==== Input material ====

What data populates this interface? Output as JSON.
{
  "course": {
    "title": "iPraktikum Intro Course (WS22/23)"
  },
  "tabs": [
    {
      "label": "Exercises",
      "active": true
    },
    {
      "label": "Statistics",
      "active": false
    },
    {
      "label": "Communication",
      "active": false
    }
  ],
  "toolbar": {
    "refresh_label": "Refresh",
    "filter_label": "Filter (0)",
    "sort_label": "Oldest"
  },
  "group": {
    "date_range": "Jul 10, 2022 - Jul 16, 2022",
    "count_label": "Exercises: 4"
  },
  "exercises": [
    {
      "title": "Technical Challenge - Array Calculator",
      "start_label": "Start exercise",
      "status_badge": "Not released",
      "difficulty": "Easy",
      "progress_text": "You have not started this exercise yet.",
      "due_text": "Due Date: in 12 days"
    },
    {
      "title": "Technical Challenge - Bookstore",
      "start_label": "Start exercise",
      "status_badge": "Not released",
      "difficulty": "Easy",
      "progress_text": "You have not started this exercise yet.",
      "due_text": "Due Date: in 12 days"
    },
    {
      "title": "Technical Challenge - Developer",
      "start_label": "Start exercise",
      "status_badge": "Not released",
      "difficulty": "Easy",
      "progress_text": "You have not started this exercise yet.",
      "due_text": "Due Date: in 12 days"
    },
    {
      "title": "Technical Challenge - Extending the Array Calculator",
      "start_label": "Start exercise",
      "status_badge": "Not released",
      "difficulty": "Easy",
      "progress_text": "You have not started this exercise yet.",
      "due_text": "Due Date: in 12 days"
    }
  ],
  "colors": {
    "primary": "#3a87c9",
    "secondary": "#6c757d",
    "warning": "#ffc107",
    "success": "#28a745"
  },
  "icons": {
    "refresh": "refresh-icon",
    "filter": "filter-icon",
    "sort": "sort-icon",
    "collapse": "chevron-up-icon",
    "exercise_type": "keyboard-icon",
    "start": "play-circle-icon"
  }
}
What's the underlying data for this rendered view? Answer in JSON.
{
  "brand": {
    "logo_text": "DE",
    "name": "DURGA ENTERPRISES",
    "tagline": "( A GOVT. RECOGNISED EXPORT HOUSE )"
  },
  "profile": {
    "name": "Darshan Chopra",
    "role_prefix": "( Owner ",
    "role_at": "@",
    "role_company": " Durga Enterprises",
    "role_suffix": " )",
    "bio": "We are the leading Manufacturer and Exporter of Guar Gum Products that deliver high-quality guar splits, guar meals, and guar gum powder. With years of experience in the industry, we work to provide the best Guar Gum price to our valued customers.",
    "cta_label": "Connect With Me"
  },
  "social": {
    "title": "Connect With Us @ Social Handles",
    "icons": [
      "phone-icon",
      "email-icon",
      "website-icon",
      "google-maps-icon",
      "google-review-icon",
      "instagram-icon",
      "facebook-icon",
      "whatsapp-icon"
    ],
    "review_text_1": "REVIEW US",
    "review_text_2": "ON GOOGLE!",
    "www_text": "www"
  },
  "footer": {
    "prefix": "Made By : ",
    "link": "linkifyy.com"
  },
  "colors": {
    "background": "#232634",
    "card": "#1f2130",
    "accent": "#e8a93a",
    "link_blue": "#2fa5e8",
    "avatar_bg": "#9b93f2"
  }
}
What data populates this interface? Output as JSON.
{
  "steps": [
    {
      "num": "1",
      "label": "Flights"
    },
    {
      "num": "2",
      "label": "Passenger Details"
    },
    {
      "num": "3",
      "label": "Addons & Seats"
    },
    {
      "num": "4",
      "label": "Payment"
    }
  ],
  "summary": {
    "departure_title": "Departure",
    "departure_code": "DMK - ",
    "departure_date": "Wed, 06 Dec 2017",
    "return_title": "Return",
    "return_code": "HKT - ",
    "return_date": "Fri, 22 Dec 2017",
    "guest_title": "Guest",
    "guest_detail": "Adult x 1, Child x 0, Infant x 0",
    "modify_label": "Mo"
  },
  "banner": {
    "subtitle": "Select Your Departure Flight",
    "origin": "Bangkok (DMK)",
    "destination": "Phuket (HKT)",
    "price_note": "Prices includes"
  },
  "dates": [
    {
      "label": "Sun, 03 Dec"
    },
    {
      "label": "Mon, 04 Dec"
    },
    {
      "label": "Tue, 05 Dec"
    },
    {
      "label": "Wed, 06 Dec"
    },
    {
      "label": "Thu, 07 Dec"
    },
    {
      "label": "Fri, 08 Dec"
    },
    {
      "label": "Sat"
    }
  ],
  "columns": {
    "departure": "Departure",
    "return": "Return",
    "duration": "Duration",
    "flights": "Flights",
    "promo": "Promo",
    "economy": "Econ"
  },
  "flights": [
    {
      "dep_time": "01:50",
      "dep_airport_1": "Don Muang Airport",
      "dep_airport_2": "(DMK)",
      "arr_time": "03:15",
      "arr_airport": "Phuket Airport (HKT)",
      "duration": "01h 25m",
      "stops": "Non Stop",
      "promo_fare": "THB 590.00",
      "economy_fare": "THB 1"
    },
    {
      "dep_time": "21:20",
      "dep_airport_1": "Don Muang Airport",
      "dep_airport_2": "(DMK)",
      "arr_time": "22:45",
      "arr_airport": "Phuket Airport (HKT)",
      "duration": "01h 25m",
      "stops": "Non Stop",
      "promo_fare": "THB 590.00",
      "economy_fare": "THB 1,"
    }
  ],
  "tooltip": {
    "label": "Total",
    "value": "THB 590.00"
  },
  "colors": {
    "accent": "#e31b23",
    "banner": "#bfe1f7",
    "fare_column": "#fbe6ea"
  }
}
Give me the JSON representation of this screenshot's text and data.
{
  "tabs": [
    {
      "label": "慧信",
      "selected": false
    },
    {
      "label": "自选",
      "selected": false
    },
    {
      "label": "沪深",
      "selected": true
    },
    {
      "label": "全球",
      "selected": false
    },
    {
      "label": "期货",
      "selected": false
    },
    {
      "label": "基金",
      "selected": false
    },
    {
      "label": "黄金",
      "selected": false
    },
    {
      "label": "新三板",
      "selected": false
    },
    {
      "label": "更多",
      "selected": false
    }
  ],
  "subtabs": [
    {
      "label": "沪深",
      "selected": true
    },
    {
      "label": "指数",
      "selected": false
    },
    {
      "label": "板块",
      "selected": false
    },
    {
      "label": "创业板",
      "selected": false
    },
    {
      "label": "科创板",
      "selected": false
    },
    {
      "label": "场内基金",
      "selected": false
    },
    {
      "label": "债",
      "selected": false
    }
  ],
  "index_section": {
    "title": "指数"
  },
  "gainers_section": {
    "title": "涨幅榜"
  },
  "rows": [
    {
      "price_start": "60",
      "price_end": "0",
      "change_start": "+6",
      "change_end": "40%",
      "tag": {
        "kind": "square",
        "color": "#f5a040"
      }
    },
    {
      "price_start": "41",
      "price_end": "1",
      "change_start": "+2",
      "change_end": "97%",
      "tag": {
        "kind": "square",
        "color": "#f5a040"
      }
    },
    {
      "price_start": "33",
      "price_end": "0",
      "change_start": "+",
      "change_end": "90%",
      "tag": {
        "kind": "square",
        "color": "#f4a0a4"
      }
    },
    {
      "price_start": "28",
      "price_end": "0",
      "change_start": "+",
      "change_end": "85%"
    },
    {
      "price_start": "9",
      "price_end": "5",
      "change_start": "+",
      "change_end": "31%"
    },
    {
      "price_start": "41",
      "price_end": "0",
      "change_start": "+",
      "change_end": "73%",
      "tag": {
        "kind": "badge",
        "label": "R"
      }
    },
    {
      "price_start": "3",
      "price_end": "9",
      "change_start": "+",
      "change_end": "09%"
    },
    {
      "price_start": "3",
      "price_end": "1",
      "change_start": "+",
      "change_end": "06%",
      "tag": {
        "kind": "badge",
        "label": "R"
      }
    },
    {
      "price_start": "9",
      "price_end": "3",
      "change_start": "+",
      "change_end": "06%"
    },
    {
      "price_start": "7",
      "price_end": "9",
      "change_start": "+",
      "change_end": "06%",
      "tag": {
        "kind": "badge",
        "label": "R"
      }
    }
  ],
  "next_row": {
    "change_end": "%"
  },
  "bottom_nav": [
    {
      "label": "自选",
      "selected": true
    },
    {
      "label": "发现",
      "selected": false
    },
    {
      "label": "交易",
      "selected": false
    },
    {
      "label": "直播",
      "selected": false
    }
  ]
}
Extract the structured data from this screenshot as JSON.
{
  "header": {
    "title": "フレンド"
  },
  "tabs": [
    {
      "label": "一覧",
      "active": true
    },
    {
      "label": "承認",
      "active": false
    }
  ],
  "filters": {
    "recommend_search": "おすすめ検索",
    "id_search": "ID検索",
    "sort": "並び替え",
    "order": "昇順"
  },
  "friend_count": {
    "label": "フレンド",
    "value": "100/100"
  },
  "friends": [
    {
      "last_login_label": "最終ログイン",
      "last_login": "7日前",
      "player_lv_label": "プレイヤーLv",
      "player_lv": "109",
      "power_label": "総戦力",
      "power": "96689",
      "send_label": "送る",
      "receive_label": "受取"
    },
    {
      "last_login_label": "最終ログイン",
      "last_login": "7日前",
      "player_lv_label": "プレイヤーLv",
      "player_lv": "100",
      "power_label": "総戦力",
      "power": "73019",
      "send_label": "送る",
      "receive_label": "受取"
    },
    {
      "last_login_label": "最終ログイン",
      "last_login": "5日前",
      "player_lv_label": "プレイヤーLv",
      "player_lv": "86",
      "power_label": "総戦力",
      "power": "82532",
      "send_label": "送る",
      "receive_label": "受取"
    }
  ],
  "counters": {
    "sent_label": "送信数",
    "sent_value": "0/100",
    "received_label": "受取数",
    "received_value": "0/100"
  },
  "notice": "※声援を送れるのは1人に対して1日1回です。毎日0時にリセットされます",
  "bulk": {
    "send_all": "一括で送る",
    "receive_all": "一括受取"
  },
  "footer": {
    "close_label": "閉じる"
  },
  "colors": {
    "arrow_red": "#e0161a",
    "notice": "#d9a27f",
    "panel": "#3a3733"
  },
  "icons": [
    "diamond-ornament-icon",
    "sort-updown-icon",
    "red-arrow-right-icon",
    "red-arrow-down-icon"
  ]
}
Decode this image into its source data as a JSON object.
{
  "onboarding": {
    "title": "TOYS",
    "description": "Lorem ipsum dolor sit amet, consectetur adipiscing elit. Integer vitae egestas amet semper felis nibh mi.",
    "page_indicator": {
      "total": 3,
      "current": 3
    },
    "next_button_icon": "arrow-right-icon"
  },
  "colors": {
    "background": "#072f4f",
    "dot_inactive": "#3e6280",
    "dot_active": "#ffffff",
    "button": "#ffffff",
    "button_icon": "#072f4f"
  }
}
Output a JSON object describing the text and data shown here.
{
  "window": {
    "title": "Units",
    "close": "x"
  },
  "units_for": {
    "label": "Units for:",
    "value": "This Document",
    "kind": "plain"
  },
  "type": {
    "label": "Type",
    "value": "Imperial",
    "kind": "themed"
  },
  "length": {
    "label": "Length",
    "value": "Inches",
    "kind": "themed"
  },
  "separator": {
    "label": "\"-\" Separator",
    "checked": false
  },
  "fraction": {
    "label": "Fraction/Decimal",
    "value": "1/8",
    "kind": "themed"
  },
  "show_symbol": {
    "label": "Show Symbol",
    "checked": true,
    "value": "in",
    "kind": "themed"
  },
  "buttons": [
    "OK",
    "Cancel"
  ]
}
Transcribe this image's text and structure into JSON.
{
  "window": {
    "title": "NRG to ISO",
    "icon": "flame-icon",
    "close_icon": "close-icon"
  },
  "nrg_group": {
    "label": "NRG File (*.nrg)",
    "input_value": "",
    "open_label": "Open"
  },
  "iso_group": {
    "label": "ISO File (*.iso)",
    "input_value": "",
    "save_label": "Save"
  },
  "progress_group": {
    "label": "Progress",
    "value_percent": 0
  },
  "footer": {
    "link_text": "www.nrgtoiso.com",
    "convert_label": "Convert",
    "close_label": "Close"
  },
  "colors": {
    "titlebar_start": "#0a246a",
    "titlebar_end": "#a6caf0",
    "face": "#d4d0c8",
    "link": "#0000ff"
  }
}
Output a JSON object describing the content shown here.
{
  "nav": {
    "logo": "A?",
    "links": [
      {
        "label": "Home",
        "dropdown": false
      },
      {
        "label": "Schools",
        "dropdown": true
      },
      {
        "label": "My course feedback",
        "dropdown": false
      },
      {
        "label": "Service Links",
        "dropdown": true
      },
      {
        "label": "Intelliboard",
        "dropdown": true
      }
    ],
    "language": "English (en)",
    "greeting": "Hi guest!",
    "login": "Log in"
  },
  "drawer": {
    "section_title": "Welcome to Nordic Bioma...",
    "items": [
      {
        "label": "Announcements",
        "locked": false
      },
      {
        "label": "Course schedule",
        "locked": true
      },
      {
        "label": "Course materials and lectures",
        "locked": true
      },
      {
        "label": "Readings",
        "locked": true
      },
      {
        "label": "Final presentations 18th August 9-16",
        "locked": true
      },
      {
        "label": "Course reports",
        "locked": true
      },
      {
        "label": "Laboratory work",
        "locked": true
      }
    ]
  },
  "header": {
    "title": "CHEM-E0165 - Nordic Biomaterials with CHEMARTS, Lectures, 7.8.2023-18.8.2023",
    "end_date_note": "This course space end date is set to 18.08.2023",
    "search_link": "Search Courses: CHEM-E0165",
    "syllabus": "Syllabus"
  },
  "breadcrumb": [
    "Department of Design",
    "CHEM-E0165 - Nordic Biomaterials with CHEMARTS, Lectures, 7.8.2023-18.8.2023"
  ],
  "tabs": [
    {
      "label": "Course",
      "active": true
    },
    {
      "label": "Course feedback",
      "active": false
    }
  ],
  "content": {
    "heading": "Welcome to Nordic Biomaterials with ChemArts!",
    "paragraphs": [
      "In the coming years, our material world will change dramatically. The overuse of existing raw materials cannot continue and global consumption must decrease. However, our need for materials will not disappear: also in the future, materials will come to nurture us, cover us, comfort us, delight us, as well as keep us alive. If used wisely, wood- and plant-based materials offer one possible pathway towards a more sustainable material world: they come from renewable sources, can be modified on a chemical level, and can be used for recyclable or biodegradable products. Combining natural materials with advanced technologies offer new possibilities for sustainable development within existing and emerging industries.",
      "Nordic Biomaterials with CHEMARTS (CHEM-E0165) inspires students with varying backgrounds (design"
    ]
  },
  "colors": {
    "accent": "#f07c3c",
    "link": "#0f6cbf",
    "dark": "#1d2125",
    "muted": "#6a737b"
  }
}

====

[Exercise directions]: Copy each line above containing the string "object".

[Task output]:
Decode this image into its source data as a JSON object.
Output a JSON object describing the text and data shown here.
Output a JSON object describing the content shown here.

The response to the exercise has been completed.